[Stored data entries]
◆ ◆ ◆ ◆ ◆ ◆ ◆

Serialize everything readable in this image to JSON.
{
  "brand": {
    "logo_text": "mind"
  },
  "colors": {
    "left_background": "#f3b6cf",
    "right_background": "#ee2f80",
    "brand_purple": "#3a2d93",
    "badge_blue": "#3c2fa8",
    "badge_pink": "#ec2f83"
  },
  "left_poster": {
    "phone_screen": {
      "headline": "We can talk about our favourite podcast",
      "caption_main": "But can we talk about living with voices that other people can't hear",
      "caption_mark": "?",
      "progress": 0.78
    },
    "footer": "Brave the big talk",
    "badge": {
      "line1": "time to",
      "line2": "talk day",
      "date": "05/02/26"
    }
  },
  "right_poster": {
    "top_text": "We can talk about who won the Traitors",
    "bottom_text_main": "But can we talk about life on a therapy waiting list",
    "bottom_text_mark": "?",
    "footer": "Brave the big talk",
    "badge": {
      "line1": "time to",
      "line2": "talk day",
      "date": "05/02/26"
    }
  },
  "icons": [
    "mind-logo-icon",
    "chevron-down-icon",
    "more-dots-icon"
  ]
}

◆ ◆ ◆ ◆ ◆ ◆ ◆

## EXERCISE AIM
Return the entries above exactly, each one complete.

## CORRECT OUTPUT
Serialize everything readable in this image to JSON.
{
  "brand": {
    "logo_text": "mind"
  },
  "colors": {
    "left_background": "#f3b6cf",
    "right_background": "#ee2f80",
    "brand_purple": "#3a2d93",
    "badge_blue": "#3c2fa8",
    "badge_pink": "#ec2f83"
  },
  "left_poster": {
    "phone_screen": {
      "headline": "We can talk about our favourite podcast",
      "caption_main": "But can we talk about living with voices that other people can't hear",
      "caption_mark": "?",
      "progress": 0.78
    },
    "footer": "Brave the big talk",
    "badge": {
      "line1": "time to",
      "line2": "talk day",
      "date": "05/02/26"
    }
  },
  "right_poster": {
    "top_text": "We can talk about who won the Traitors",
    "bottom_text_main": "But can we talk about life on a therapy waiting list",
    "bottom_text_mark": "?",
    "footer": "Brave the big talk",
    "badge": {
      "line1": "time to",
      "line2": "talk day",
      "date": "05/02/26"
    }
  },
  "icons": [
    "mind-logo-icon",
    "chevron-down-icon",
    "more-dots-icon"
  ]
}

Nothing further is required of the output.